====== Extracted entries ======

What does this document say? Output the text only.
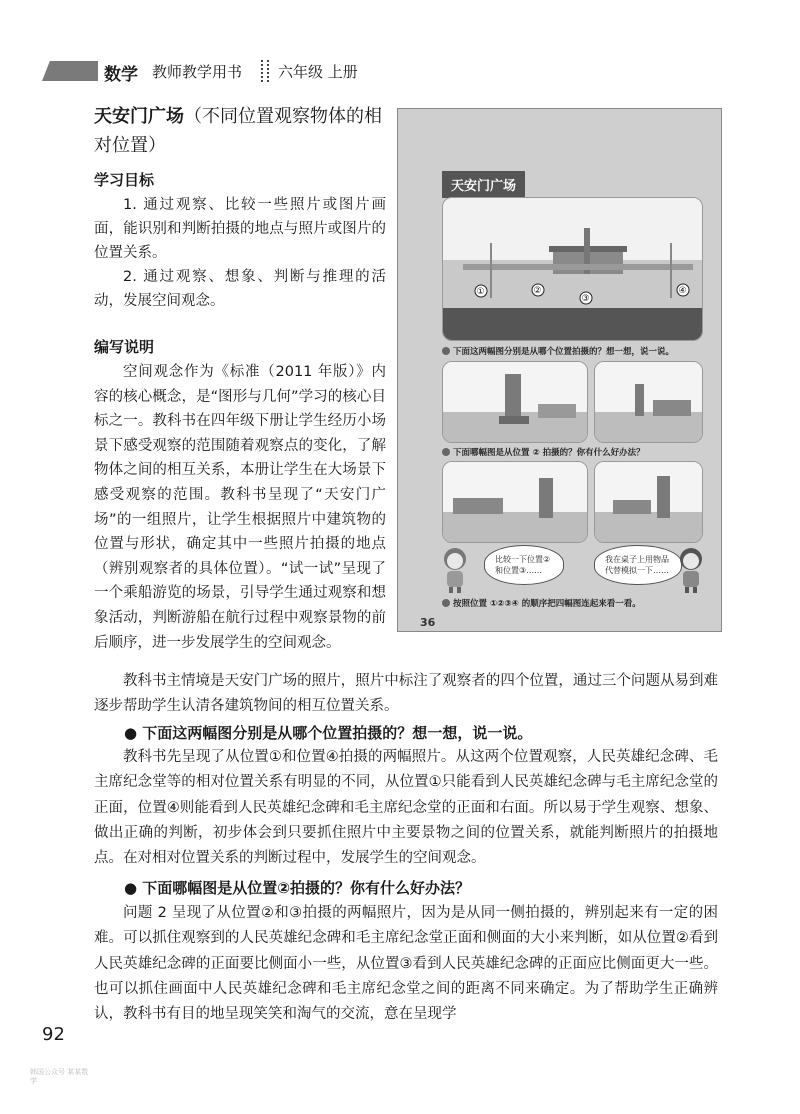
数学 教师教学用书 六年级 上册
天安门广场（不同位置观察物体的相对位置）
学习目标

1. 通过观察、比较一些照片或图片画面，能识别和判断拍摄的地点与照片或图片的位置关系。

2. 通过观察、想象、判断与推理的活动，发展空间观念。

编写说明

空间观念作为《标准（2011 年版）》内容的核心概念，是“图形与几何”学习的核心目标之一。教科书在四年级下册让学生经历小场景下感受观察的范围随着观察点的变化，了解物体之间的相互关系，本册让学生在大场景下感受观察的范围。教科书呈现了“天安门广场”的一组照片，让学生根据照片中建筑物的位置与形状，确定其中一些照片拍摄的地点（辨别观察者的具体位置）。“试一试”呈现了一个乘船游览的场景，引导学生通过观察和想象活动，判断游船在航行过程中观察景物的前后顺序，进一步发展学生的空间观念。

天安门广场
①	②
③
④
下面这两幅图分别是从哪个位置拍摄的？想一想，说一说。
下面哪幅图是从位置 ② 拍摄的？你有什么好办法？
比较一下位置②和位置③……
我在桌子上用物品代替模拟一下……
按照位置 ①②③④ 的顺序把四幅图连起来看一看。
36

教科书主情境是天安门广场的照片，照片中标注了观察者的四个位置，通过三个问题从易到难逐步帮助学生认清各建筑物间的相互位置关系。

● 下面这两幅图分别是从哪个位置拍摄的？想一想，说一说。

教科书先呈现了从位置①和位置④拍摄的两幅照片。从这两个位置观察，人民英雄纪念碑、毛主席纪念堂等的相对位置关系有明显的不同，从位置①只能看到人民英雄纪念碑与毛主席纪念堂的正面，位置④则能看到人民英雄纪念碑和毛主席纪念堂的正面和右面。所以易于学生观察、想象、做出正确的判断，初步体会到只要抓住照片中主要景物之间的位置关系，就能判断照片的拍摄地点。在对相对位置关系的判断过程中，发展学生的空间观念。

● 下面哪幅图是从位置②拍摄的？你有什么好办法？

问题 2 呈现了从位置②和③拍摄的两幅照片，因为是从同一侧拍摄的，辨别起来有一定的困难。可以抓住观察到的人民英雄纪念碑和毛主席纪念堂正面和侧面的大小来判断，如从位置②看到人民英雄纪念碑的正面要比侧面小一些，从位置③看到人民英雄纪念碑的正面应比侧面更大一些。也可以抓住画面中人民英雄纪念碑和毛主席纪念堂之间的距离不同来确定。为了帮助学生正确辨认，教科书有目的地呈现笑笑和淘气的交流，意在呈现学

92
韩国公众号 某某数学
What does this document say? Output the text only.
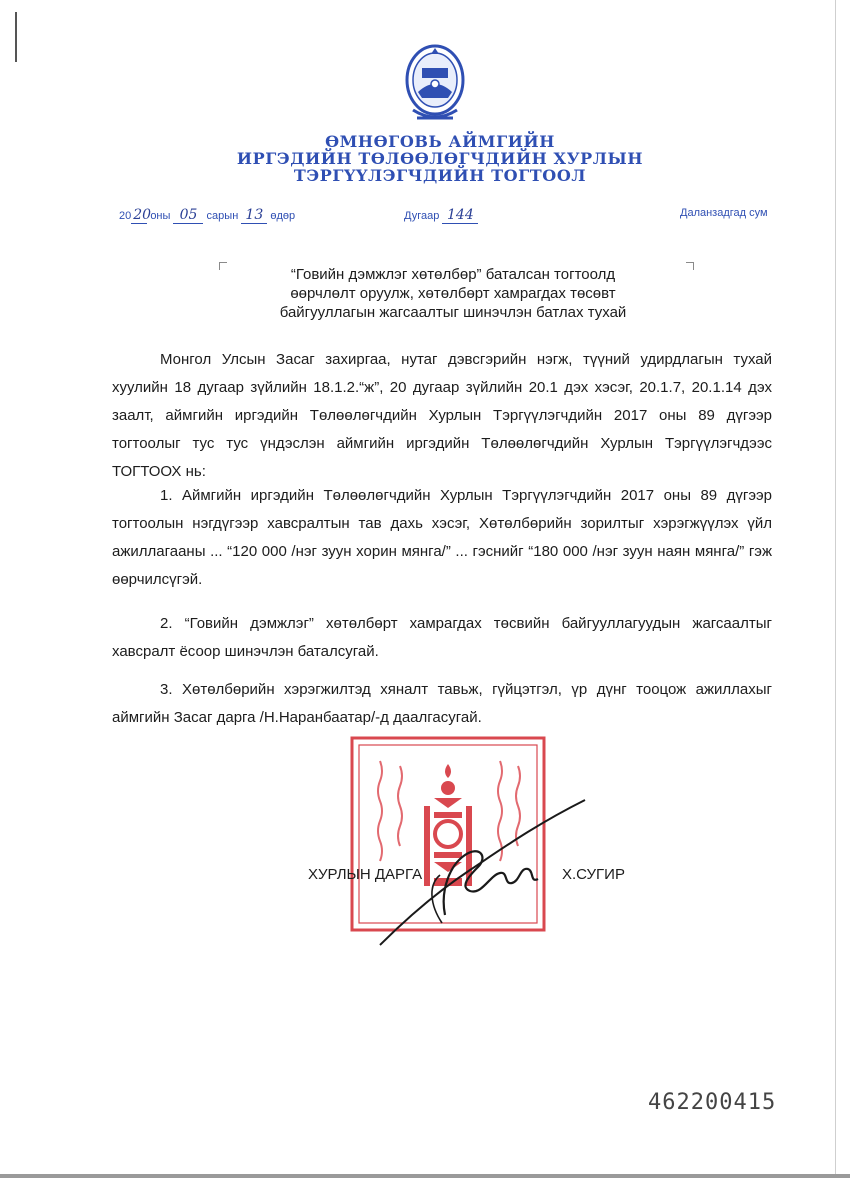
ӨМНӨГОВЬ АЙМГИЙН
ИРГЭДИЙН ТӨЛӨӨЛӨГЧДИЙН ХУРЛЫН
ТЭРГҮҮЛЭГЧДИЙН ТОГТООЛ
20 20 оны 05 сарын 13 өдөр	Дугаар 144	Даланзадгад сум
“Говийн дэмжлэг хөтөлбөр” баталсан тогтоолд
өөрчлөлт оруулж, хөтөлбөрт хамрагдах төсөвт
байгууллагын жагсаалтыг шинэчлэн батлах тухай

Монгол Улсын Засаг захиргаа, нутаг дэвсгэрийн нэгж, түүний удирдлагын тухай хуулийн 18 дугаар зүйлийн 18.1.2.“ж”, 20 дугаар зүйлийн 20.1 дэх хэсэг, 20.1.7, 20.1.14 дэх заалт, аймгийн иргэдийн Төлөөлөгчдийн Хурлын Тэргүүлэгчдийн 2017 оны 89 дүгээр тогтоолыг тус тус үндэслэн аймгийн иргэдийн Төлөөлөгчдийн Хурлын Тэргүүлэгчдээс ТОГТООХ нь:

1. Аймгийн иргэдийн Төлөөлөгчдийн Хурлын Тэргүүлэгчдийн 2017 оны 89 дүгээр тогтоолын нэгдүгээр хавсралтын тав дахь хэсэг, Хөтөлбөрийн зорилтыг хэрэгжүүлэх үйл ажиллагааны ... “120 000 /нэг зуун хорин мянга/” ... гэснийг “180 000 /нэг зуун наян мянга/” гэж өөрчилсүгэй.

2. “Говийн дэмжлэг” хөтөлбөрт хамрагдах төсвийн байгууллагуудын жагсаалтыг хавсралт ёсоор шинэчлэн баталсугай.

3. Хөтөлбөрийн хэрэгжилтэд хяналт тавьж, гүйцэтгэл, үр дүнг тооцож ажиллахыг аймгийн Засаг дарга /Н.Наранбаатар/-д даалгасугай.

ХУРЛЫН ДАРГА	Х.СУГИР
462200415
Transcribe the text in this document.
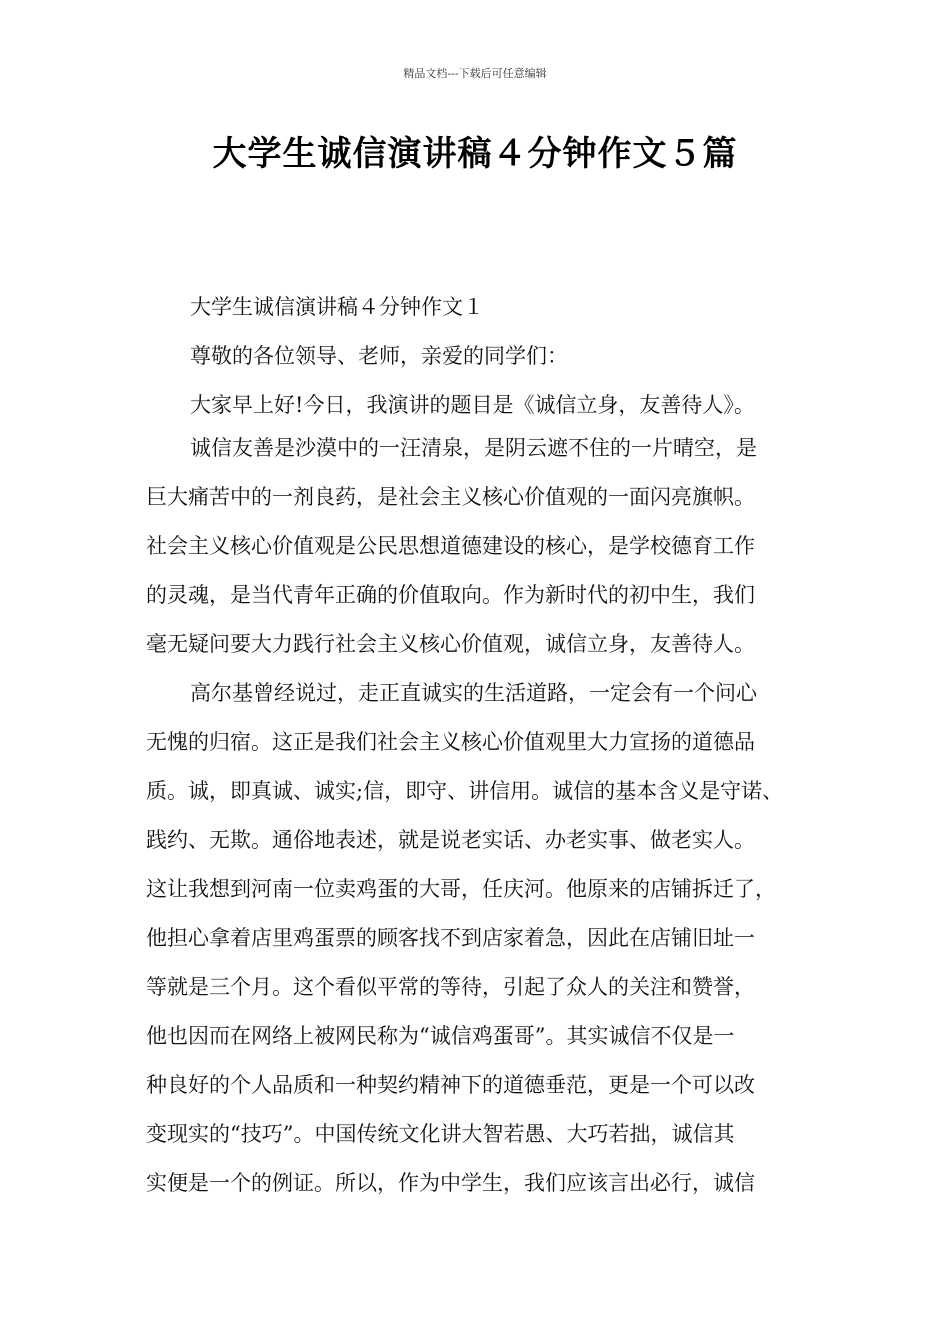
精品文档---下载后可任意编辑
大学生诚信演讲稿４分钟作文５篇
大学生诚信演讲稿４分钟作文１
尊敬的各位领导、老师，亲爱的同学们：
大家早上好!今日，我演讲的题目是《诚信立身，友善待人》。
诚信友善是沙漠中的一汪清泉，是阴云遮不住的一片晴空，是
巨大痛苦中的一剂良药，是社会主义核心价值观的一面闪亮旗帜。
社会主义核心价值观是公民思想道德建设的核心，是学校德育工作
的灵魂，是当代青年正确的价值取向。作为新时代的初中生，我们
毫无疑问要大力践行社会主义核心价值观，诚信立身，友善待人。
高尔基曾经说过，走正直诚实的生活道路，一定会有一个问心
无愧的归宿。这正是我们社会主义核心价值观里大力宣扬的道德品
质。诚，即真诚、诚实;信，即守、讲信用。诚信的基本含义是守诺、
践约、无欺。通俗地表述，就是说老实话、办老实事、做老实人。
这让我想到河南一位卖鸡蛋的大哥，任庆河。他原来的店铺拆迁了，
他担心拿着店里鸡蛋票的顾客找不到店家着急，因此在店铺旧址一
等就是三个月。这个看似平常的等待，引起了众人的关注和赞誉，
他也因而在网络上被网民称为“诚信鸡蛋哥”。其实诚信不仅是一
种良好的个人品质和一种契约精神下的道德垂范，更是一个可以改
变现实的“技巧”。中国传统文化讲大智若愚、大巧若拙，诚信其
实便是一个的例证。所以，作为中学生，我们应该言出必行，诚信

======

## Short exercise
Can you retype every record above exactly, leaving out the pictures?

## The output
What does this document say? Output the text only.
数学 教师教学用书 六年级 上册
天安门广场（不同位置观察物体的相对位置）
学习目标

1. 通过观察、比较一些照片或图片画面，能识别和判断拍摄的地点与照片或图片的位置关系。

2. 通过观察、想象、判断与推理的活动，发展空间观念。

编写说明

空间观念作为《标准（2011 年版）》内容的核心概念，是“图形与几何”学习的核心目标之一。教科书在四年级下册让学生经历小场景下感受观察的范围随着观察点的变化，了解物体之间的相互关系，本册让学生在大场景下感受观察的范围。教科书呈现了“天安门广场”的一组照片，让学生根据照片中建筑物的位置与形状，确定其中一些照片拍摄的地点（辨别观察者的具体位置）。“试一试”呈现了一个乘船游览的场景，引导学生通过观察和想象活动，判断游船在航行过程中观察景物的前后顺序，进一步发展学生的空间观念。

天安门广场
①	②
③
④
下面这两幅图分别是从哪个位置拍摄的？想一想，说一说。
下面哪幅图是从位置 ② 拍摄的？你有什么好办法？
比较一下位置②和位置③……
我在桌子上用物品代替模拟一下……
按照位置 ①②③④ 的顺序把四幅图连起来看一看。
36

教科书主情境是天安门广场的照片，照片中标注了观察者的四个位置，通过三个问题从易到难逐步帮助学生认清各建筑物间的相互位置关系。

● 下面这两幅图分别是从哪个位置拍摄的？想一想，说一说。

教科书先呈现了从位置①和位置④拍摄的两幅照片。从这两个位置观察，人民英雄纪念碑、毛主席纪念堂等的相对位置关系有明显的不同，从位置①只能看到人民英雄纪念碑与毛主席纪念堂的正面，位置④则能看到人民英雄纪念碑和毛主席纪念堂的正面和右面。所以易于学生观察、想象、做出正确的判断，初步体会到只要抓住照片中主要景物之间的位置关系，就能判断照片的拍摄地点。在对相对位置关系的判断过程中，发展学生的空间观念。

● 下面哪幅图是从位置②拍摄的？你有什么好办法？

问题 2 呈现了从位置②和③拍摄的两幅照片，因为是从同一侧拍摄的，辨别起来有一定的困难。可以抓住观察到的人民英雄纪念碑和毛主席纪念堂正面和侧面的大小来判断，如从位置②看到人民英雄纪念碑的正面要比侧面小一些，从位置③看到人民英雄纪念碑的正面应比侧面更大一些。也可以抓住画面中人民英雄纪念碑和毛主席纪念堂之间的距离不同来确定。为了帮助学生正确辨认，教科书有目的地呈现笑笑和淘气的交流，意在呈现学

92
韩国公众号 某某数学
What does this document say? Output the text only.
ӨМНӨГОВЬ АЙМГИЙН
ИРГЭДИЙН ТӨЛӨӨЛӨГЧДИЙН ХУРЛЫН
ТЭРГҮҮЛЭГЧДИЙН ТОГТООЛ
20 20 оны 05 сарын 13 өдөр	Дугаар 144	Даланзадгад сум
“Говийн дэмжлэг хөтөлбөр” баталсан тогтоолд
өөрчлөлт оруулж, хөтөлбөрт хамрагдах төсөвт
байгууллагын жагсаалтыг шинэчлэн батлах тухай

Монгол Улсын Засаг захиргаа, нутаг дэвсгэрийн нэгж, түүний удирдлагын тухай хуулийн 18 дугаар зүйлийн 18.1.2.“ж”, 20 дугаар зүйлийн 20.1 дэх хэсэг, 20.1.7, 20.1.14 дэх заалт, аймгийн иргэдийн Төлөөлөгчдийн Хурлын Тэргүүлэгчдийн 2017 оны 89 дүгээр тогтоолыг тус тус үндэслэн аймгийн иргэдийн Төлөөлөгчдийн Хурлын Тэргүүлэгчдээс ТОГТООХ нь:

1. Аймгийн иргэдийн Төлөөлөгчдийн Хурлын Тэргүүлэгчдийн 2017 оны 89 дүгээр тогтоолын нэгдүгээр хавсралтын тав дахь хэсэг, Хөтөлбөрийн зорилтыг хэрэгжүүлэх үйл ажиллагааны ... “120 000 /нэг зуун хорин мянга/” ... гэснийг “180 000 /нэг зуун наян мянга/” гэж өөрчилсүгэй.

2. “Говийн дэмжлэг” хөтөлбөрт хамрагдах төсвийн байгууллагуудын жагсаалтыг хавсралт ёсоор шинэчлэн баталсугай.

3. Хөтөлбөрийн хэрэгжилтэд хяналт тавьж, гүйцэтгэл, үр дүнг тооцож ажиллахыг аймгийн Засаг дарга /Н.Наранбаатар/-д даалгасугай.

ХУРЛЫН ДАРГА	Х.СУГИР
462200415
Transcribe the text in this document.
精品文档---下载后可任意编辑
大学生诚信演讲稿４分钟作文５篇
大学生诚信演讲稿４分钟作文１
尊敬的各位领导、老师，亲爱的同学们：
大家早上好!今日，我演讲的题目是《诚信立身，友善待人》。
诚信友善是沙漠中的一汪清泉，是阴云遮不住的一片晴空，是
巨大痛苦中的一剂良药，是社会主义核心价值观的一面闪亮旗帜。
社会主义核心价值观是公民思想道德建设的核心，是学校德育工作
的灵魂，是当代青年正确的价值取向。作为新时代的初中生，我们
毫无疑问要大力践行社会主义核心价值观，诚信立身，友善待人。
高尔基曾经说过，走正直诚实的生活道路，一定会有一个问心
无愧的归宿。这正是我们社会主义核心价值观里大力宣扬的道德品
质。诚，即真诚、诚实;信，即守、讲信用。诚信的基本含义是守诺、
践约、无欺。通俗地表述，就是说老实话、办老实事、做老实人。
这让我想到河南一位卖鸡蛋的大哥，任庆河。他原来的店铺拆迁了，
他担心拿着店里鸡蛋票的顾客找不到店家着急，因此在店铺旧址一
等就是三个月。这个看似平常的等待，引起了众人的关注和赞誉，
他也因而在网络上被网民称为“诚信鸡蛋哥”。其实诚信不仅是一
种良好的个人品质和一种契约精神下的道德垂范，更是一个可以改
变现实的“技巧”。中国传统文化讲大智若愚、大巧若拙，诚信其
实便是一个的例证。所以，作为中学生，我们应该言出必行，诚信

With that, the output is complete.